Stored entries:
==============================

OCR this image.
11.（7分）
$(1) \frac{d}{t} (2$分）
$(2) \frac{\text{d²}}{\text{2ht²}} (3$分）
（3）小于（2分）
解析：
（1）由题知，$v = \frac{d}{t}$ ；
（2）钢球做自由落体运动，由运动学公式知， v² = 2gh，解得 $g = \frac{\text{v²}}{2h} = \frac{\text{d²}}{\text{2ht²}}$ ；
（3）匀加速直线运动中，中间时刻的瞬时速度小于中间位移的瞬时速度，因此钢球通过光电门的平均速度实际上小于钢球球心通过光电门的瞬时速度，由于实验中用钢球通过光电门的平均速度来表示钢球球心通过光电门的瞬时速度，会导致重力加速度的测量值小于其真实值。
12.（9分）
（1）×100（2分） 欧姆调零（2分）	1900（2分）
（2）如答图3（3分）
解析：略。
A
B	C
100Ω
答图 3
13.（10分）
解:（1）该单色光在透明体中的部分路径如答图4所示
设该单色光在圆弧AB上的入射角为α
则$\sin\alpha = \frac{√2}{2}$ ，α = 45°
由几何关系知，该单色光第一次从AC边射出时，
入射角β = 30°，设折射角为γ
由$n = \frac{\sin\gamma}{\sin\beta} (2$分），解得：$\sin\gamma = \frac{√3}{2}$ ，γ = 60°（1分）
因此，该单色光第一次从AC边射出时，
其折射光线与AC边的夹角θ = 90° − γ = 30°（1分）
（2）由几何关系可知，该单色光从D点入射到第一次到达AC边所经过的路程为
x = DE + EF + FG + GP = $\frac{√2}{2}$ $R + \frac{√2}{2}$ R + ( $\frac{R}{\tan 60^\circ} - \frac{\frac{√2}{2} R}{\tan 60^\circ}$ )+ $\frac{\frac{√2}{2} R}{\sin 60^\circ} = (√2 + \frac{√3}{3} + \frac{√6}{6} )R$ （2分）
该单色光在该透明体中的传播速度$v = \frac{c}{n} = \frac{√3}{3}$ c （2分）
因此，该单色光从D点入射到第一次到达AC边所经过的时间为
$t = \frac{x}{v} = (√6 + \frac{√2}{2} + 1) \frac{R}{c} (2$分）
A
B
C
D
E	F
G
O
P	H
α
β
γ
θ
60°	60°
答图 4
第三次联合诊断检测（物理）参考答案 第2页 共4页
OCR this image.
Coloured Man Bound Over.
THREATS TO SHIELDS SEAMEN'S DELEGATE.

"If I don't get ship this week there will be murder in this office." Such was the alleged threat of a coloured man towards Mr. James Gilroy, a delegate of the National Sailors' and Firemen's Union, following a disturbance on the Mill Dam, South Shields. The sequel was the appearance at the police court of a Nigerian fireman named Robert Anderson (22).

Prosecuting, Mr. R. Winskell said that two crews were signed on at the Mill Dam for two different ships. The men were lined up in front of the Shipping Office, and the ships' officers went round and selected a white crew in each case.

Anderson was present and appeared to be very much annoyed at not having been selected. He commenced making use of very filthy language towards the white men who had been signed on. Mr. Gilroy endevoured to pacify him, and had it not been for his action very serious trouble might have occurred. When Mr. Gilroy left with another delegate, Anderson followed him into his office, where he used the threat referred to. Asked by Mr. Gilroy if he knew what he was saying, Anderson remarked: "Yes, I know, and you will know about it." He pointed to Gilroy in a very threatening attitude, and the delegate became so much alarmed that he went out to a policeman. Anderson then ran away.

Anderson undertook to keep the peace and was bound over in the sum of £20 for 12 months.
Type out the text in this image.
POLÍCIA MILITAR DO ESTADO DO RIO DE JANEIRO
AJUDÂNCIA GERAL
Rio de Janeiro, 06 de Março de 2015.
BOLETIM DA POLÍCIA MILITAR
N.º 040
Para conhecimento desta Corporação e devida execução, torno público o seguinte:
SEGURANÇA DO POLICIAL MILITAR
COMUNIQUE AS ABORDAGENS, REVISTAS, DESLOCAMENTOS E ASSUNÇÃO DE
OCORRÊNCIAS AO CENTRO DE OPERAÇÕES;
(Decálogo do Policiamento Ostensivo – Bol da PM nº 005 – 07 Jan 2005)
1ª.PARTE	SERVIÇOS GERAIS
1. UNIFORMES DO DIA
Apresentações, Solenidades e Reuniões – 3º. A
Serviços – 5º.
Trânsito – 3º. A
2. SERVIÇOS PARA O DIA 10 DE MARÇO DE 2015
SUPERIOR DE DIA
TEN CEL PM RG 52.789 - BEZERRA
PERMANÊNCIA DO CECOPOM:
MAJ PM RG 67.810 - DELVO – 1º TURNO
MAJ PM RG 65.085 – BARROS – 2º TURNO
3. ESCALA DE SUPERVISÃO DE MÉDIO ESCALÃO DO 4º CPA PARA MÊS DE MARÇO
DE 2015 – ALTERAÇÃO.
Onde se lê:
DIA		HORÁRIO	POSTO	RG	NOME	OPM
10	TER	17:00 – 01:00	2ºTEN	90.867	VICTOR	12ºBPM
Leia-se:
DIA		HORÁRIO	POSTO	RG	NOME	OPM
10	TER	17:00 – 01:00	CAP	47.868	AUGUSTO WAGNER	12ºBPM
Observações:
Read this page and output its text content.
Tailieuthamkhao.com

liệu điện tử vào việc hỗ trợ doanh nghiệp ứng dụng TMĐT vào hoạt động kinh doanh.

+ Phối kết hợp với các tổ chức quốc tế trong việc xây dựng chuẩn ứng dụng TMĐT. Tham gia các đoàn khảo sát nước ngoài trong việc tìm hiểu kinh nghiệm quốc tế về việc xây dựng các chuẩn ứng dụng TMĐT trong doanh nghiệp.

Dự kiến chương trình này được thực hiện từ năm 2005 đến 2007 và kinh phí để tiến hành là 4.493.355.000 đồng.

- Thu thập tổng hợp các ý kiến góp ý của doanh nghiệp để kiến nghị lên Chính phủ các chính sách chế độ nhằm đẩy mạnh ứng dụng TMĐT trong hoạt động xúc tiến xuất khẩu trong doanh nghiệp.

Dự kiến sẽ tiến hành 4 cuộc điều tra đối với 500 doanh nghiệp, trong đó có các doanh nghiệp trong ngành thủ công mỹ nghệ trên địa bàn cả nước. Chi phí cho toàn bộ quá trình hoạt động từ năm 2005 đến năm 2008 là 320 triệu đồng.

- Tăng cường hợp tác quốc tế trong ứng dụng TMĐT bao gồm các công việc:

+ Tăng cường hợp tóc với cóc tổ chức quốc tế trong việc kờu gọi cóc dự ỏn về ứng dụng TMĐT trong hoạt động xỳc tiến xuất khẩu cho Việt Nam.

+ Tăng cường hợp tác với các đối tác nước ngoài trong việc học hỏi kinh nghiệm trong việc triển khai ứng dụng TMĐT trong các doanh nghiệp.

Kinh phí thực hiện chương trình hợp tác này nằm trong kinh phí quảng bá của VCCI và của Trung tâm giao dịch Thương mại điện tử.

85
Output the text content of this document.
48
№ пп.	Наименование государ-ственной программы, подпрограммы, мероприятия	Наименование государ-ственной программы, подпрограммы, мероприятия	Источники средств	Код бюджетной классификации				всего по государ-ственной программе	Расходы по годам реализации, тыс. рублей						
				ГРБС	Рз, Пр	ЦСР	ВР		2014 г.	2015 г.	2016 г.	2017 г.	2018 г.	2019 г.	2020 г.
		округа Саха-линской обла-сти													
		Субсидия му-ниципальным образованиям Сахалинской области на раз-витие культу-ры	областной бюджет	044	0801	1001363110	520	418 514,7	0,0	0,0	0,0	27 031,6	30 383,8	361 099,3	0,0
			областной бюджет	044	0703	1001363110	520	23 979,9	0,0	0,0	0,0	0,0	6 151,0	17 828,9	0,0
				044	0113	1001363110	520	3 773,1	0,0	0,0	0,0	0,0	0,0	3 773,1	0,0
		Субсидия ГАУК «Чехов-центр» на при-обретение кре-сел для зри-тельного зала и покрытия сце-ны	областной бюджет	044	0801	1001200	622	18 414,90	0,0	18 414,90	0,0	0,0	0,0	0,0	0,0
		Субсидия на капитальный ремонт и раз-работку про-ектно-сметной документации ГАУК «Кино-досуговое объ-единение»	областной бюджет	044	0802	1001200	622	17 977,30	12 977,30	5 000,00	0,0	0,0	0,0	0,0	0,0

==============================

**STATED TASK**: Find the string "công" in the entries above and return each line that holds it.

**ANSWER TO THE TASK**:
Dự kiến sẽ tiến hành 4 cuộc điều tra đối với 500 doanh nghiệp, trong đó có các doanh nghiệp trong ngành thủ công mỹ nghệ trên địa bàn cả nước. Chi phí cho toàn bộ quá trình hoạt động từ năm 2005 đến năm 2008 là 320 triệu đồng.
- Tăng cường hợp tác quốc tế trong ứng dụng TMĐT bao gồm các công việc:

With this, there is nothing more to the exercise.